Identify the lines that contain the string "Spent" and copy all of them.

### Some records
^^^^^^^^

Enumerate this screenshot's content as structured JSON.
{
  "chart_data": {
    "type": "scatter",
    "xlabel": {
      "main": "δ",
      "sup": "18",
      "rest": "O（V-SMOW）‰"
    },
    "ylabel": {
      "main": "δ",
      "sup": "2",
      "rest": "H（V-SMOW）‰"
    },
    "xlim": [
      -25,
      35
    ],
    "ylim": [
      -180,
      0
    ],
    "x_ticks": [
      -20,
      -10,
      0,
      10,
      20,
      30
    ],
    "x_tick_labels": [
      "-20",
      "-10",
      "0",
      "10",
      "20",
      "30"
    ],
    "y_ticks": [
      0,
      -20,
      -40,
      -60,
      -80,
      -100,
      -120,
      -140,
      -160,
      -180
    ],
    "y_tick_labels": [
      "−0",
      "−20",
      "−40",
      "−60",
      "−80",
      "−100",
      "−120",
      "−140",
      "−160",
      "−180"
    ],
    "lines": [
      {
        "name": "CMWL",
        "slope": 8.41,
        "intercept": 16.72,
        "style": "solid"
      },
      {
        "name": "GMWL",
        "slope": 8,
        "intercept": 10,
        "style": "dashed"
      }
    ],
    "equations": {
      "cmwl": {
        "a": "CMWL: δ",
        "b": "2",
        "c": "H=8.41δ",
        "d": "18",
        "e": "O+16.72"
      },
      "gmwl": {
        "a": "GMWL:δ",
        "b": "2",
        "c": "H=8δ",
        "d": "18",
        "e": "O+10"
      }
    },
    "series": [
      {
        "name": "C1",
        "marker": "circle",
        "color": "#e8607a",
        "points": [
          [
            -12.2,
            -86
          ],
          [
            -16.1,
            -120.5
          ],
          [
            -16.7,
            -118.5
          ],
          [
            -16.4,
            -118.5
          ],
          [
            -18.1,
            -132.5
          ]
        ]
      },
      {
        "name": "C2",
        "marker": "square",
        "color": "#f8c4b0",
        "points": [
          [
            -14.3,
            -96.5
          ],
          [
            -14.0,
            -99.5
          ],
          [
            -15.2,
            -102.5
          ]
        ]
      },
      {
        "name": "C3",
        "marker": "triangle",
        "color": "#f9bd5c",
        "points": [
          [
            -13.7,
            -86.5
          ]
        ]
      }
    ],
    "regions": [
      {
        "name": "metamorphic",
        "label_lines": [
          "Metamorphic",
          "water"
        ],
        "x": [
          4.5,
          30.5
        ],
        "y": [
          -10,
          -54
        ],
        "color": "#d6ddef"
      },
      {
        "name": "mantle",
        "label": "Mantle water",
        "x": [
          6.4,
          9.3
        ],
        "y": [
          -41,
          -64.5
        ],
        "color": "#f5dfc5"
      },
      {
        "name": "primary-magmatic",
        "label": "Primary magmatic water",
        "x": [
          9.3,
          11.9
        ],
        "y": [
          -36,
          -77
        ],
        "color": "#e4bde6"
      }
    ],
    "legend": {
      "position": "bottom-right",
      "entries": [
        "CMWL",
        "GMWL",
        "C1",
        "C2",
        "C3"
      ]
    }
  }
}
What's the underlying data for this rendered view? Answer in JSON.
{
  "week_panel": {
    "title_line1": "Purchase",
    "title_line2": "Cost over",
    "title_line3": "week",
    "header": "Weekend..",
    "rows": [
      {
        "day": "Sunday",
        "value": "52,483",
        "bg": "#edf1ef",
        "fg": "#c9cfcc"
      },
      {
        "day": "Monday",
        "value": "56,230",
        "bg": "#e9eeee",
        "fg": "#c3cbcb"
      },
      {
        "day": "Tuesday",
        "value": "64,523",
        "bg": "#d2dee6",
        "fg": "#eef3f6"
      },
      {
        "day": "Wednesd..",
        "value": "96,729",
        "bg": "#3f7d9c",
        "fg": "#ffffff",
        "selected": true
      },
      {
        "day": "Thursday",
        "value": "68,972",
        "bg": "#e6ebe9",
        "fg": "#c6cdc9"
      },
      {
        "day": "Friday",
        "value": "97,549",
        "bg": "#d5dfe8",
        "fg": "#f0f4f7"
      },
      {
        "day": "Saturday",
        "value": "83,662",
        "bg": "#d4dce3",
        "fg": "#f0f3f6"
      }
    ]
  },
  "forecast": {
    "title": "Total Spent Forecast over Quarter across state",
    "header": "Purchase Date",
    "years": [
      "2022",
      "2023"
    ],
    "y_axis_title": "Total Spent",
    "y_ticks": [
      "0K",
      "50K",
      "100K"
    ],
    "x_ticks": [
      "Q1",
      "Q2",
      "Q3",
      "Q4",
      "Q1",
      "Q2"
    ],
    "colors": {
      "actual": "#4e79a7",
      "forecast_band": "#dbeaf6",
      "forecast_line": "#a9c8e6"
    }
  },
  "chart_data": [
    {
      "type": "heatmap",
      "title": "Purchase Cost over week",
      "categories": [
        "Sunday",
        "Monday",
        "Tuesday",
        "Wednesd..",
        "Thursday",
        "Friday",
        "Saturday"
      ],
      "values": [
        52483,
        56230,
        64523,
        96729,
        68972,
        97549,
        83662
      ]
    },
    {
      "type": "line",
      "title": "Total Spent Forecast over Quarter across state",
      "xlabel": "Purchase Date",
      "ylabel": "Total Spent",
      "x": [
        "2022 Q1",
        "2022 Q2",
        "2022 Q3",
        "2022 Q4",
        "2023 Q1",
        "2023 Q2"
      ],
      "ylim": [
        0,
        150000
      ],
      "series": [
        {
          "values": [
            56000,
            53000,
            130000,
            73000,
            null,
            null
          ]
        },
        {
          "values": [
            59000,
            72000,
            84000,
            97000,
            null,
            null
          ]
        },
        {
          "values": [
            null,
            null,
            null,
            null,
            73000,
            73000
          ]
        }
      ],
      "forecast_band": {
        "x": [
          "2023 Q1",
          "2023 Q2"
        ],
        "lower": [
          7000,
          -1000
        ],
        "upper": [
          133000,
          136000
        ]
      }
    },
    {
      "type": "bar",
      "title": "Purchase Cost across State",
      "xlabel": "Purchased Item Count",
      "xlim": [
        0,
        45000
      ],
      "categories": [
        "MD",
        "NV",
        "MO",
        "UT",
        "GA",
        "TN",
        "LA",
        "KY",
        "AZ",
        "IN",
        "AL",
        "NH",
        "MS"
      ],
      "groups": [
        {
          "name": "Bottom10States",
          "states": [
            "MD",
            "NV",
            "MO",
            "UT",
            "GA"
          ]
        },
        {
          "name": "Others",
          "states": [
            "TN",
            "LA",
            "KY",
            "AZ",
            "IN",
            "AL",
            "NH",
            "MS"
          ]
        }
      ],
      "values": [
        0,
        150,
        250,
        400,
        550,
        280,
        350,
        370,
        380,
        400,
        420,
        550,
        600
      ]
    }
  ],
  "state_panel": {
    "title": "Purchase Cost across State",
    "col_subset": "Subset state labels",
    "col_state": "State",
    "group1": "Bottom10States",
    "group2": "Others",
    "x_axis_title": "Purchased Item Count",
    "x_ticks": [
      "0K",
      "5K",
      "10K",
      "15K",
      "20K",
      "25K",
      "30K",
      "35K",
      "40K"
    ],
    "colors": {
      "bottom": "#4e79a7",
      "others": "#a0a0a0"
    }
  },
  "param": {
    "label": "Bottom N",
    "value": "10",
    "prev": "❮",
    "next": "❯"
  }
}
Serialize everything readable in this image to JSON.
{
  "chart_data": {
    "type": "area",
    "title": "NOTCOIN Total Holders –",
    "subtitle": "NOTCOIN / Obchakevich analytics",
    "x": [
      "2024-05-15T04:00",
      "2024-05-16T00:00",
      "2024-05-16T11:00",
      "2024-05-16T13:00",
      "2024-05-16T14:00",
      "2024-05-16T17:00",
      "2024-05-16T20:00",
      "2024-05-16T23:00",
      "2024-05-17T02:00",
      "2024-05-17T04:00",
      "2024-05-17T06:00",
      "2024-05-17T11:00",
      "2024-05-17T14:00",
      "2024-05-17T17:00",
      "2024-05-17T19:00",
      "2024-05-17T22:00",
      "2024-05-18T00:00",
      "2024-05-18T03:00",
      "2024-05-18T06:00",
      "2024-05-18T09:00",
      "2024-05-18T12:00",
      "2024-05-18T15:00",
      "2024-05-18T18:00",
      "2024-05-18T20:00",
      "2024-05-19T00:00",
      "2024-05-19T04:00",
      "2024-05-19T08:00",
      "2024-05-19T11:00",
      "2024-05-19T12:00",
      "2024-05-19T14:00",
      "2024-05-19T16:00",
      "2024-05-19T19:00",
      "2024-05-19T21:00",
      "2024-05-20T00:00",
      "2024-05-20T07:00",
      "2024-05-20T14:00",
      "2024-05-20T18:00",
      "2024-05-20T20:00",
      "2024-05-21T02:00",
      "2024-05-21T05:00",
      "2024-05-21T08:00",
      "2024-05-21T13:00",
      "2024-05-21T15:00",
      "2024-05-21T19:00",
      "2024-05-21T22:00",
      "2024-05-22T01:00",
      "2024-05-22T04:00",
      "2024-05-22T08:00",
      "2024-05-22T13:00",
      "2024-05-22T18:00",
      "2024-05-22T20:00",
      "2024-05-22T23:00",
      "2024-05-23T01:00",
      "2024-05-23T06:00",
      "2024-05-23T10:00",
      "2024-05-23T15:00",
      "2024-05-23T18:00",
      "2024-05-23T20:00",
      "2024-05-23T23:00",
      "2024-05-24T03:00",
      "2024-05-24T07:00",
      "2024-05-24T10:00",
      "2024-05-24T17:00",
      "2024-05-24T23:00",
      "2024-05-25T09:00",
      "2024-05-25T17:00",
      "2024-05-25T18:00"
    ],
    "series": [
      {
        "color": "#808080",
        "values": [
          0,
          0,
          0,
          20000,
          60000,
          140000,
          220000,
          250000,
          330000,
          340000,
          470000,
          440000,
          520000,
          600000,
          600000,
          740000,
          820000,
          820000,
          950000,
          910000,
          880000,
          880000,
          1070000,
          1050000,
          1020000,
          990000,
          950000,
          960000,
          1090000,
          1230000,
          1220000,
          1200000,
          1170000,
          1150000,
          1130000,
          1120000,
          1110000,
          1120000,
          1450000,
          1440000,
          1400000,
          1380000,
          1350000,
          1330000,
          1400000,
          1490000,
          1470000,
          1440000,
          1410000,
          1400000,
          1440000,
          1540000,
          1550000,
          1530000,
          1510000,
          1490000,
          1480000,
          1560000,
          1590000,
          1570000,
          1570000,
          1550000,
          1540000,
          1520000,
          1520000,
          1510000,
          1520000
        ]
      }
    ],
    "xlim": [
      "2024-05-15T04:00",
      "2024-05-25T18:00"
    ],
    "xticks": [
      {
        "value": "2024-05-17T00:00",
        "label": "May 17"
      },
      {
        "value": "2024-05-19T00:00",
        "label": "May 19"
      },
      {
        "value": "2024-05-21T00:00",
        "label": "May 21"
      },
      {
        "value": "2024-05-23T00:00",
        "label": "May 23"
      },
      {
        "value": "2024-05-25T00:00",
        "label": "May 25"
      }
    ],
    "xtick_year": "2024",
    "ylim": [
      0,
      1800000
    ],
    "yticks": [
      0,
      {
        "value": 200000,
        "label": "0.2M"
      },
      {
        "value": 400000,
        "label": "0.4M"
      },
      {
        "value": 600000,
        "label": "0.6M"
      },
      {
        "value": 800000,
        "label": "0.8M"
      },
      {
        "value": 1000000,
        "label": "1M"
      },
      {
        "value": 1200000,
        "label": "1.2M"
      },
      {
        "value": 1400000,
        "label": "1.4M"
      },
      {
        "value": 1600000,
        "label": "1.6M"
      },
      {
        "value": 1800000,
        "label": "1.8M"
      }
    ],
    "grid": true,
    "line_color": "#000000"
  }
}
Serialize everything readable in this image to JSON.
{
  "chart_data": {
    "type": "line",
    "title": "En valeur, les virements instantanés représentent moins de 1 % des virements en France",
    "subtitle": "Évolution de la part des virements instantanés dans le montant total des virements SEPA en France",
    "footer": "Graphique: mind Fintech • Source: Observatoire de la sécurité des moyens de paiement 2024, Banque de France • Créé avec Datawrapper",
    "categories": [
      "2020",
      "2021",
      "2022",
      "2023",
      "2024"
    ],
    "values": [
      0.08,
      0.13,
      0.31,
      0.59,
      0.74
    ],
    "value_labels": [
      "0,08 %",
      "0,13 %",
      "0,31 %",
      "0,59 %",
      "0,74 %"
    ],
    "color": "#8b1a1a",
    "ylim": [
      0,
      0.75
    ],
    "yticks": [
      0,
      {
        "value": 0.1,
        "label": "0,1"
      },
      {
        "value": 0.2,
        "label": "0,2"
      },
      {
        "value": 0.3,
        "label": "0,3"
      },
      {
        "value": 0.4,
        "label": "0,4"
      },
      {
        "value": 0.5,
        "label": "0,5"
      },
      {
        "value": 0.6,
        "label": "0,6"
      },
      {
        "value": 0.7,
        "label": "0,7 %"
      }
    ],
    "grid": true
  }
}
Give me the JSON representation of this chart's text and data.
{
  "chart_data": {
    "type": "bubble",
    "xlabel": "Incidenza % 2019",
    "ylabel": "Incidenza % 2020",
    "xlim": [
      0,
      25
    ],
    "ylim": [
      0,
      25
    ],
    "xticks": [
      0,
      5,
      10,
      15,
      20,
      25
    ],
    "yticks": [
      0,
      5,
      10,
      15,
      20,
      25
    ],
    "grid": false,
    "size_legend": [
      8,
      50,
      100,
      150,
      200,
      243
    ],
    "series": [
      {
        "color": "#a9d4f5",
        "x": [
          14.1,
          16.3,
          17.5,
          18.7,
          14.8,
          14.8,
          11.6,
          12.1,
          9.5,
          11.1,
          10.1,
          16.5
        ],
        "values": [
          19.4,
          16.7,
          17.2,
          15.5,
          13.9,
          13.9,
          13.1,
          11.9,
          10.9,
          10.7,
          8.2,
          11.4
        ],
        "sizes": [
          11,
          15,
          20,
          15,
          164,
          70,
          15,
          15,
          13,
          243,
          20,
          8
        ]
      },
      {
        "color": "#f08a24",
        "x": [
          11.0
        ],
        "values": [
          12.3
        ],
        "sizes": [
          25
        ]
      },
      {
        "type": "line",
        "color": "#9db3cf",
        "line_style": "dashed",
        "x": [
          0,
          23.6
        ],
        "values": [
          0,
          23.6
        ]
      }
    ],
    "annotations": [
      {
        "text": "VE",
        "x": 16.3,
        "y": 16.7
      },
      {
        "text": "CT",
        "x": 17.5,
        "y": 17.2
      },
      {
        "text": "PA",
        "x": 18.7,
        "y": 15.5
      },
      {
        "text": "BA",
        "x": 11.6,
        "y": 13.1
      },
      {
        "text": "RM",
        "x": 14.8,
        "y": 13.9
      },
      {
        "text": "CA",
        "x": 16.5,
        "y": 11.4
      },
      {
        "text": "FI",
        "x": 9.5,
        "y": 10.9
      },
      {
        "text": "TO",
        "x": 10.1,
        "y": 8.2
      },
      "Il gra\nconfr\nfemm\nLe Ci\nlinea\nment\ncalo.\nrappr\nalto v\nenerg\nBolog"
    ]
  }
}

^^^^^^^^

### RESPONSE
    "title": "Total Spent Forecast over Quarter across state",
    "y_axis_title": "Total Spent",
      "title": "Total Spent Forecast over Quarter across state",
      "ylabel": "Total Spent",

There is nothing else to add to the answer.